Last week, the federal government shut down after Congress failed to pass a spending bill to continue operations even in the short term. While we haven’t had a shutdown since the last Trump presidency (2019), this isn’t entirely new territory. Near-shutdowns and short shutdowns have become almost commonplace as the appropriations process has become increasingly unwieldy and unmanageable. But this shutdown does feel different, and it’s worth digging into why.
Republicans are trying to pass a continuing resolution, which would continue funding the government at the same level as last fiscal year for a little more than a month. Democrats have a short list of healthcare-related demands, particularly the extension of some subsidies for the Affordable Care Act healthcare premiums that are set to expire. If they do expire, monthly costs for healthcare plans would go up by hundreds of dollars.
In other circumstances, this could be the start of a pretty normal negotiation process. Democrats have identified a key priority that is the cost of their votes, and the Republicans, as the majority party in control of both chambers of Congress, have to decide what price they are willing to pay for the needed votes. Democrats have been clear about their demands since at least August.
But nothing this year has been normal, which is impacting the stakes of this fight.

◆ EXCERPTED DATA ◆
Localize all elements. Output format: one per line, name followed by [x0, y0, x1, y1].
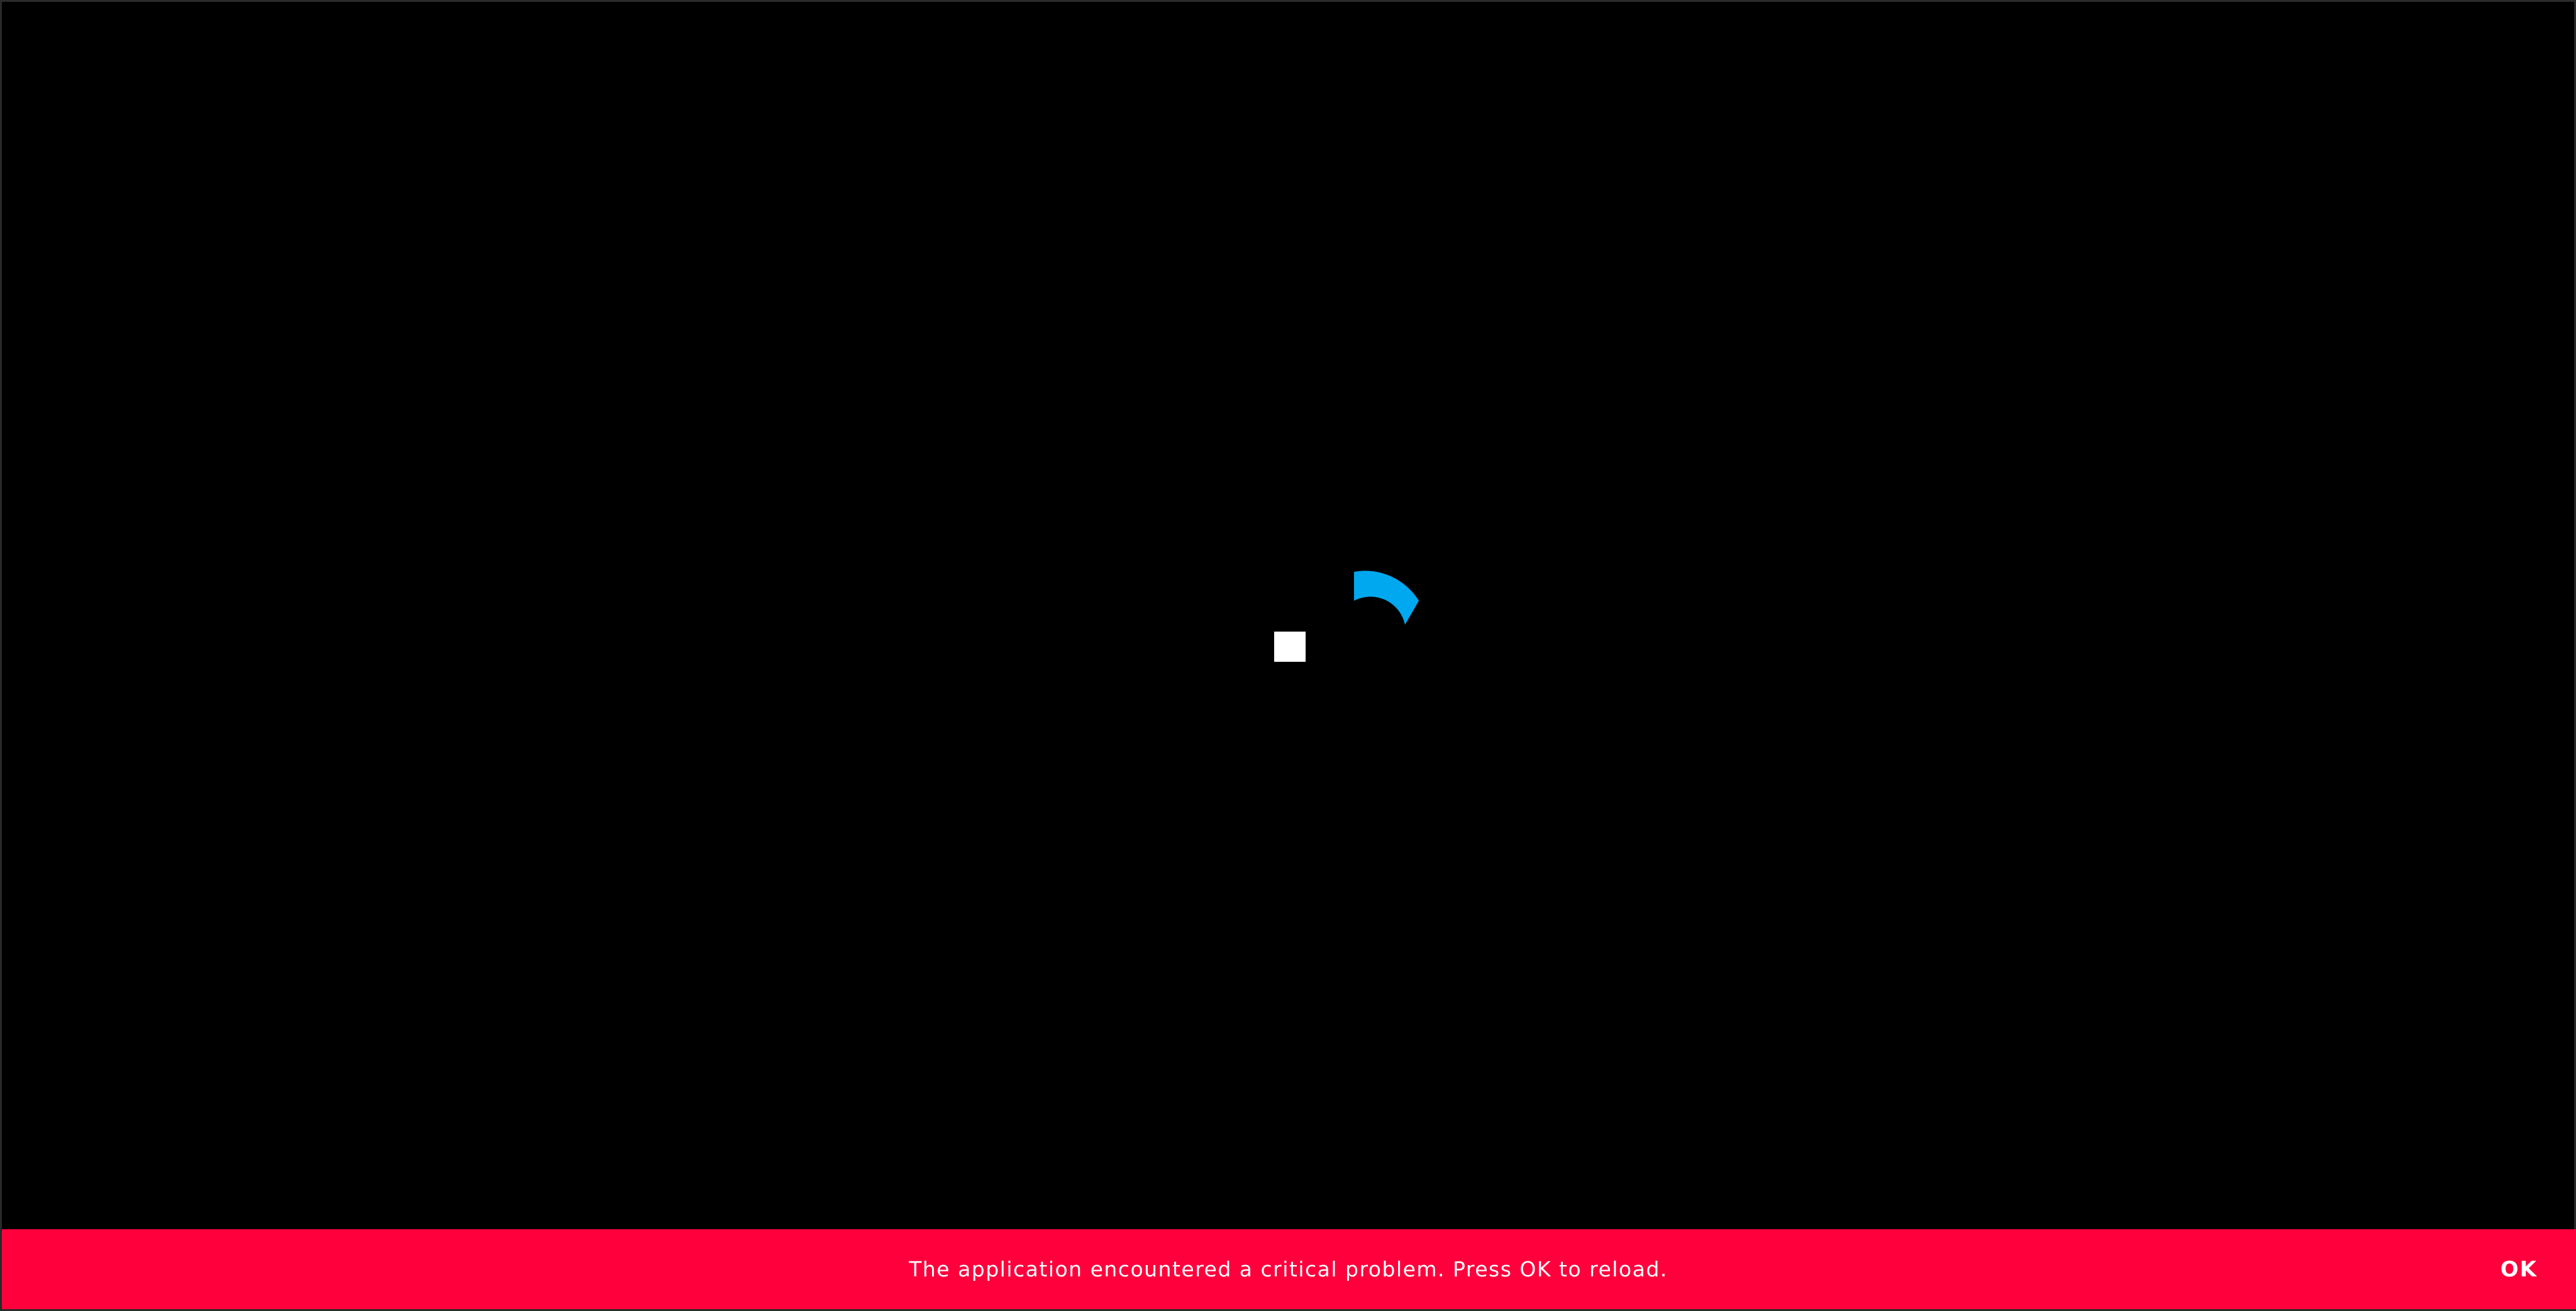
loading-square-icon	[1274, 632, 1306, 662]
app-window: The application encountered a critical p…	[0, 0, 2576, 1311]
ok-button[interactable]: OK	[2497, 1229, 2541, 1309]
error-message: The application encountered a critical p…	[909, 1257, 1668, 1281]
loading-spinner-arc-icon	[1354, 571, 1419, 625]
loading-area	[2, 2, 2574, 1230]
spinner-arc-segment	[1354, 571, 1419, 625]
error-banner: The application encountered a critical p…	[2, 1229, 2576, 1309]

◆ EXERCISE DIRECTIONS ◆
Quote verbatim the portion of the government shutdown passage that runs from "In other circumstances, this" to "at least August.".

◆ TASK RESULT ◆
In other circumstances, this could be the start of a pretty normal negotiation process. Democrats have identified a key priority that is the cost of their votes, and the Republicans, as the majority party in control of both chambers of Congress, have to decide what price they are willing to pay for the needed votes. Democrats have been clear about their demands since at least August.